> [Short task]
Transcribe every line of the listing below without any deviation.

________

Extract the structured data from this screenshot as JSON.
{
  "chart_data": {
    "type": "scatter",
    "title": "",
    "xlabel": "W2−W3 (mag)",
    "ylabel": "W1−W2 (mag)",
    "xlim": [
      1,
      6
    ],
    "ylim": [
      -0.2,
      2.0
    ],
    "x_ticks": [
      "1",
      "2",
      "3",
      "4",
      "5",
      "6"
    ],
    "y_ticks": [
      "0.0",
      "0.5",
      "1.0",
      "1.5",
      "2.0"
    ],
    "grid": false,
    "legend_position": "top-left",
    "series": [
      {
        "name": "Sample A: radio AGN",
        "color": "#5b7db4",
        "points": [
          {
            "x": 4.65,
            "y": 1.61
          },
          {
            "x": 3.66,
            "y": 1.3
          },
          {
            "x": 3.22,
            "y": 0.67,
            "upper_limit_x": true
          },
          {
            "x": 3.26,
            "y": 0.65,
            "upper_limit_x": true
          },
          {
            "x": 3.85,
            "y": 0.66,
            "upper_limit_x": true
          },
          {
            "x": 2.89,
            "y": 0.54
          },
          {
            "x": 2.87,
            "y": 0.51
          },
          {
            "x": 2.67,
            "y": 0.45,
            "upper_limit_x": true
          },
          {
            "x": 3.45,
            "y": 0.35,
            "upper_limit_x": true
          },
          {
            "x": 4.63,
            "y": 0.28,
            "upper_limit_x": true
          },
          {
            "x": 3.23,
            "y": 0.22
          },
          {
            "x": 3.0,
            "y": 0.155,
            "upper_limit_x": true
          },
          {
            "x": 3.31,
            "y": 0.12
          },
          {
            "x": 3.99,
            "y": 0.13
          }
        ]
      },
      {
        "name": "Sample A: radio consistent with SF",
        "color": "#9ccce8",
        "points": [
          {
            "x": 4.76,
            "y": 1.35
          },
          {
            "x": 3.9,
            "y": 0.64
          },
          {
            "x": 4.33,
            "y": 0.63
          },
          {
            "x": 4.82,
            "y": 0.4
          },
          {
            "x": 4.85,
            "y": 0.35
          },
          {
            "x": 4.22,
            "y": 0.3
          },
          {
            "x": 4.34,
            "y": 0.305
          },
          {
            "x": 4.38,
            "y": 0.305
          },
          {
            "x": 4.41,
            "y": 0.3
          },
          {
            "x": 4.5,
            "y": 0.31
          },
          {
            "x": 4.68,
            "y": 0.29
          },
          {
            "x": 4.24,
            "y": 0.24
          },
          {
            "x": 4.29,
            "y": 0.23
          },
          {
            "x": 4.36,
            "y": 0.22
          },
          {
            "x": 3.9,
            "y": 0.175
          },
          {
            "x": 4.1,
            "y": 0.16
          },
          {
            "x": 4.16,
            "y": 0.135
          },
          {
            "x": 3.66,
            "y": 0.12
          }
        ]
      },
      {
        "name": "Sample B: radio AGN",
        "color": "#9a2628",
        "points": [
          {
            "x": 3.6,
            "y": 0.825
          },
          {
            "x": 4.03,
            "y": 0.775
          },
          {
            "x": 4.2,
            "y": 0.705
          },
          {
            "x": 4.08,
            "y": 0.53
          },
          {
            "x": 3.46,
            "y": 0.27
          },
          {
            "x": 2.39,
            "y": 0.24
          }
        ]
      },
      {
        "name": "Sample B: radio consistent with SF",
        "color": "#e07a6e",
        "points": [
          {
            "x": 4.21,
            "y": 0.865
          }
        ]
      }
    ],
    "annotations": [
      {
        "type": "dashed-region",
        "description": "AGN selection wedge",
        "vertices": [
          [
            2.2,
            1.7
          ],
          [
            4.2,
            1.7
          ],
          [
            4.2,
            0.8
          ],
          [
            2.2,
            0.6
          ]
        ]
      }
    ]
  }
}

________

> [Task response]
Extract the structured data from this screenshot as JSON.
{
  "chart_data": {
    "type": "scatter",
    "title": "",
    "xlabel": "W2−W3 (mag)",
    "ylabel": "W1−W2 (mag)",
    "xlim": [
      1,
      6
    ],
    "ylim": [
      -0.2,
      2.0
    ],
    "x_ticks": [
      "1",
      "2",
      "3",
      "4",
      "5",
      "6"
    ],
    "y_ticks": [
      "0.0",
      "0.5",
      "1.0",
      "1.5",
      "2.0"
    ],
    "grid": false,
    "legend_position": "top-left",
    "series": [
      {
        "name": "Sample A: radio AGN",
        "color": "#5b7db4",
        "points": [
          {
            "x": 4.65,
            "y": 1.61
          },
          {
            "x": 3.66,
            "y": 1.3
          },
          {
            "x": 3.22,
            "y": 0.67,
            "upper_limit_x": true
          },
          {
            "x": 3.26,
            "y": 0.65,
            "upper_limit_x": true
          },
          {
            "x": 3.85,
            "y": 0.66,
            "upper_limit_x": true
          },
          {
            "x": 2.89,
            "y": 0.54
          },
          {
            "x": 2.87,
            "y": 0.51
          },
          {
            "x": 2.67,
            "y": 0.45,
            "upper_limit_x": true
          },
          {
            "x": 3.45,
            "y": 0.35,
            "upper_limit_x": true
          },
          {
            "x": 4.63,
            "y": 0.28,
            "upper_limit_x": true
          },
          {
            "x": 3.23,
            "y": 0.22
          },
          {
            "x": 3.0,
            "y": 0.155,
            "upper_limit_x": true
          },
          {
            "x": 3.31,
            "y": 0.12
          },
          {
            "x": 3.99,
            "y": 0.13
          }
        ]
      },
      {
        "name": "Sample A: radio consistent with SF",
        "color": "#9ccce8",
        "points": [
          {
            "x": 4.76,
            "y": 1.35
          },
          {
            "x": 3.9,
            "y": 0.64
          },
          {
            "x": 4.33,
            "y": 0.63
          },
          {
            "x": 4.82,
            "y": 0.4
          },
          {
            "x": 4.85,
            "y": 0.35
          },
          {
            "x": 4.22,
            "y": 0.3
          },
          {
            "x": 4.34,
            "y": 0.305
          },
          {
            "x": 4.38,
            "y": 0.305
          },
          {
            "x": 4.41,
            "y": 0.3
          },
          {
            "x": 4.5,
            "y": 0.31
          },
          {
            "x": 4.68,
            "y": 0.29
          },
          {
            "x": 4.24,
            "y": 0.24
          },
          {
            "x": 4.29,
            "y": 0.23
          },
          {
            "x": 4.36,
            "y": 0.22
          },
          {
            "x": 3.9,
            "y": 0.175
          },
          {
            "x": 4.1,
            "y": 0.16
          },
          {
            "x": 4.16,
            "y": 0.135
          },
          {
            "x": 3.66,
            "y": 0.12
          }
        ]
      },
      {
        "name": "Sample B: radio AGN",
        "color": "#9a2628",
        "points": [
          {
            "x": 3.6,
            "y": 0.825
          },
          {
            "x": 4.03,
            "y": 0.775
          },
          {
            "x": 4.2,
            "y": 0.705
          },
          {
            "x": 4.08,
            "y": 0.53
          },
          {
            "x": 3.46,
            "y": 0.27
          },
          {
            "x": 2.39,
            "y": 0.24
          }
        ]
      },
      {
        "name": "Sample B: radio consistent with SF",
        "color": "#e07a6e",
        "points": [
          {
            "x": 4.21,
            "y": 0.865
          }
        ]
      }
    ],
    "annotations": [
      {
        "type": "dashed-region",
        "description": "AGN selection wedge",
        "vertices": [
          [
            2.2,
            1.7
          ],
          [
            4.2,
            1.7
          ],
          [
            4.2,
            0.8
          ],
          [
            2.2,
            0.6
          ]
        ]
      }
    ]
  }
}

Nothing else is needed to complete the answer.